++++ Given data ++++
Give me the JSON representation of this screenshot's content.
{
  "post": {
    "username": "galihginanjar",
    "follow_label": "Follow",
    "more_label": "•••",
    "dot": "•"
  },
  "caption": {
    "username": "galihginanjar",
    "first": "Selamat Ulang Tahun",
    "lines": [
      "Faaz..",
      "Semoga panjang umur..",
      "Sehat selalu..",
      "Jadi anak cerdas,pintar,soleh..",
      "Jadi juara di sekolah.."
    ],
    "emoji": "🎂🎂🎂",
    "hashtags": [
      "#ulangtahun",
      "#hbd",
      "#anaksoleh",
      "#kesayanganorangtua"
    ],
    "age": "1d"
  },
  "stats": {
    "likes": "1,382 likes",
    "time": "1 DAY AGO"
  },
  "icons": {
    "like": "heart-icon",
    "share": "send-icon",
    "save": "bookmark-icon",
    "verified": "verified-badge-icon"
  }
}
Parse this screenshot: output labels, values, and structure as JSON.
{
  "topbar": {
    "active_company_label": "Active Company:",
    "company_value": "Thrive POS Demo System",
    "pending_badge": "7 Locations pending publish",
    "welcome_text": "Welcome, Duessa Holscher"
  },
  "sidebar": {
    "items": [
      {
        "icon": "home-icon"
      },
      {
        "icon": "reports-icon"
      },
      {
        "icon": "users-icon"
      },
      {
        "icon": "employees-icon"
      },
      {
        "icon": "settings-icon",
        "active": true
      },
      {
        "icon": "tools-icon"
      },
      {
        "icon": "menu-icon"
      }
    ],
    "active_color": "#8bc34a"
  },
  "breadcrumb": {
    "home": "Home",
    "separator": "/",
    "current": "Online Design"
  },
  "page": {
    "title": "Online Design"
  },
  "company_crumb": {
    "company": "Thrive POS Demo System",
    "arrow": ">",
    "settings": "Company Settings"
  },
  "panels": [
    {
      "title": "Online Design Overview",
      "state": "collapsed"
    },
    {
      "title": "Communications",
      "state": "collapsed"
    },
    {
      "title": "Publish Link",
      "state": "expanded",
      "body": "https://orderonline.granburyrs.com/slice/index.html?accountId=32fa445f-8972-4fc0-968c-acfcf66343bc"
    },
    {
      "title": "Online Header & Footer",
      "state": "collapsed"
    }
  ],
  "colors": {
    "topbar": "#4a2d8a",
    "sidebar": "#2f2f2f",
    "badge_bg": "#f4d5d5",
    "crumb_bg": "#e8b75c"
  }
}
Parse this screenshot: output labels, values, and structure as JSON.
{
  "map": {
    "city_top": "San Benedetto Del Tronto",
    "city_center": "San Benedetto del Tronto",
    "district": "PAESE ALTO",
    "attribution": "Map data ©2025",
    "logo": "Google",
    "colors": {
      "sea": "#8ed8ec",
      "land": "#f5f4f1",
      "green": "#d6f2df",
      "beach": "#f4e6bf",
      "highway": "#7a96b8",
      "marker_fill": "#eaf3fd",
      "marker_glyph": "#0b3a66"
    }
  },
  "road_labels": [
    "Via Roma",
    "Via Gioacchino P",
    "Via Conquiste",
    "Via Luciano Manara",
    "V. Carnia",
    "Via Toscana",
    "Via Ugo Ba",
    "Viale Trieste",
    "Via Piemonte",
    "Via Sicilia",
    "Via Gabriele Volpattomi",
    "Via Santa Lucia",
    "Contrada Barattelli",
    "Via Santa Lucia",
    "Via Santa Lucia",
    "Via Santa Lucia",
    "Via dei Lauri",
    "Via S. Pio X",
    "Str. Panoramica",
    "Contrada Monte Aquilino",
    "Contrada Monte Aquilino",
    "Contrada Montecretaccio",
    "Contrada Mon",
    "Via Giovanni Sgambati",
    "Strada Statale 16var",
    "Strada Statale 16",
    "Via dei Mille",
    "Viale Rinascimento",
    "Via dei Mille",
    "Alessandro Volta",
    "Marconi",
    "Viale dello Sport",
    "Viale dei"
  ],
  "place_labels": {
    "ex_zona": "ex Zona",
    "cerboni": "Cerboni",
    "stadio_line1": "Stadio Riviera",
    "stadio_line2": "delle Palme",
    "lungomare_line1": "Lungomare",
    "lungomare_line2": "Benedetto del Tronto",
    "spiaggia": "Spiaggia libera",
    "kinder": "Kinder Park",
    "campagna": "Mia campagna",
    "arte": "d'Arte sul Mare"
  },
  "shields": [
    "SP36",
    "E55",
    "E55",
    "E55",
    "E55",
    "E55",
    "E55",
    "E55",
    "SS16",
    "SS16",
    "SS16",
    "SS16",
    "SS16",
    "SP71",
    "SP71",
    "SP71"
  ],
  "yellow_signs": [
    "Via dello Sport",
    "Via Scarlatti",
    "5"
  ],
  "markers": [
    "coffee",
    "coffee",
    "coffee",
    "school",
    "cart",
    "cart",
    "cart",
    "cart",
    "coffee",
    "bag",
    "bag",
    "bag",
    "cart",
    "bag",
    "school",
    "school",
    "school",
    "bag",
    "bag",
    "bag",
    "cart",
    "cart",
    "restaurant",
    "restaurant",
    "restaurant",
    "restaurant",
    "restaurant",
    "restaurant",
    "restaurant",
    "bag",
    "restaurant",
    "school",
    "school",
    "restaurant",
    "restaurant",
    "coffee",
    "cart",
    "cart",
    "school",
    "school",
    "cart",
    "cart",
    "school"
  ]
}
++++
Problem statement -
Print the listing above in full, exactly as it is.

Result of this exercise -
Give me the JSON representation of this screenshot's content.
{
  "post": {
    "username": "galihginanjar",
    "follow_label": "Follow",
    "more_label": "•••",
    "dot": "•"
  },
  "caption": {
    "username": "galihginanjar",
    "first": "Selamat Ulang Tahun",
    "lines": [
      "Faaz..",
      "Semoga panjang umur..",
      "Sehat selalu..",
      "Jadi anak cerdas,pintar,soleh..",
      "Jadi juara di sekolah.."
    ],
    "emoji": "🎂🎂🎂",
    "hashtags": [
      "#ulangtahun",
      "#hbd",
      "#anaksoleh",
      "#kesayanganorangtua"
    ],
    "age": "1d"
  },
  "stats": {
    "likes": "1,382 likes",
    "time": "1 DAY AGO"
  },
  "icons": {
    "like": "heart-icon",
    "share": "send-icon",
    "save": "bookmark-icon",
    "verified": "verified-badge-icon"
  }
}
Parse this screenshot: output labels, values, and structure as JSON.
{
  "topbar": {
    "active_company_label": "Active Company:",
    "company_value": "Thrive POS Demo System",
    "pending_badge": "7 Locations pending publish",
    "welcome_text": "Welcome, Duessa Holscher"
  },
  "sidebar": {
    "items": [
      {
        "icon": "home-icon"
      },
      {
        "icon": "reports-icon"
      },
      {
        "icon": "users-icon"
      },
      {
        "icon": "employees-icon"
      },
      {
        "icon": "settings-icon",
        "active": true
      },
      {
        "icon": "tools-icon"
      },
      {
        "icon": "menu-icon"
      }
    ],
    "active_color": "#8bc34a"
  },
  "breadcrumb": {
    "home": "Home",
    "separator": "/",
    "current": "Online Design"
  },
  "page": {
    "title": "Online Design"
  },
  "company_crumb": {
    "company": "Thrive POS Demo System",
    "arrow": ">",
    "settings": "Company Settings"
  },
  "panels": [
    {
      "title": "Online Design Overview",
      "state": "collapsed"
    },
    {
      "title": "Communications",
      "state": "collapsed"
    },
    {
      "title": "Publish Link",
      "state": "expanded",
      "body": "https://orderonline.granburyrs.com/slice/index.html?accountId=32fa445f-8972-4fc0-968c-acfcf66343bc"
    },
    {
      "title": "Online Header & Footer",
      "state": "collapsed"
    }
  ],
  "colors": {
    "topbar": "#4a2d8a",
    "sidebar": "#2f2f2f",
    "badge_bg": "#f4d5d5",
    "crumb_bg": "#e8b75c"
  }
}
Parse this screenshot: output labels, values, and structure as JSON.
{
  "map": {
    "city_top": "San Benedetto Del Tronto",
    "city_center": "San Benedetto del Tronto",
    "district": "PAESE ALTO",
    "attribution": "Map data ©2025",
    "logo": "Google",
    "colors": {
      "sea": "#8ed8ec",
      "land": "#f5f4f1",
      "green": "#d6f2df",
      "beach": "#f4e6bf",
      "highway": "#7a96b8",
      "marker_fill": "#eaf3fd",
      "marker_glyph": "#0b3a66"
    }
  },
  "road_labels": [
    "Via Roma",
    "Via Gioacchino P",
    "Via Conquiste",
    "Via Luciano Manara",
    "V. Carnia",
    "Via Toscana",
    "Via Ugo Ba",
    "Viale Trieste",
    "Via Piemonte",
    "Via Sicilia",
    "Via Gabriele Volpattomi",
    "Via Santa Lucia",
    "Contrada Barattelli",
    "Via Santa Lucia",
    "Via Santa Lucia",
    "Via Santa Lucia",
    "Via dei Lauri",
    "Via S. Pio X",
    "Str. Panoramica",
    "Contrada Monte Aquilino",
    "Contrada Monte Aquilino",
    "Contrada Montecretaccio",
    "Contrada Mon",
    "Via Giovanni Sgambati",
    "Strada Statale 16var",
    "Strada Statale 16",
    "Via dei Mille",
    "Viale Rinascimento",
    "Via dei Mille",
    "Alessandro Volta",
    "Marconi",
    "Viale dello Sport",
    "Viale dei"
  ],
  "place_labels": {
    "ex_zona": "ex Zona",
    "cerboni": "Cerboni",
    "stadio_line1": "Stadio Riviera",
    "stadio_line2": "delle Palme",
    "lungomare_line1": "Lungomare",
    "lungomare_line2": "Benedetto del Tronto",
    "spiaggia": "Spiaggia libera",
    "kinder": "Kinder Park",
    "campagna": "Mia campagna",
    "arte": "d'Arte sul Mare"
  },
  "shields": [
    "SP36",
    "E55",
    "E55",
    "E55",
    "E55",
    "E55",
    "E55",
    "E55",
    "SS16",
    "SS16",
    "SS16",
    "SS16",
    "SS16",
    "SP71",
    "SP71",
    "SP71"
  ],
  "yellow_signs": [
    "Via dello Sport",
    "Via Scarlatti",
    "5"
  ],
  "markers": [
    "coffee",
    "coffee",
    "coffee",
    "school",
    "cart",
    "cart",
    "cart",
    "cart",
    "coffee",
    "bag",
    "bag",
    "bag",
    "cart",
    "bag",
    "school",
    "school",
    "school",
    "bag",
    "bag",
    "bag",
    "cart",
    "cart",
    "restaurant",
    "restaurant",
    "restaurant",
    "restaurant",
    "restaurant",
    "restaurant",
    "restaurant",
    "bag",
    "restaurant",
    "school",
    "school",
    "restaurant",
    "restaurant",
    "coffee",
    "cart",
    "cart",
    "school",
    "school",
    "cart",
    "cart",
    "school"
  ]
}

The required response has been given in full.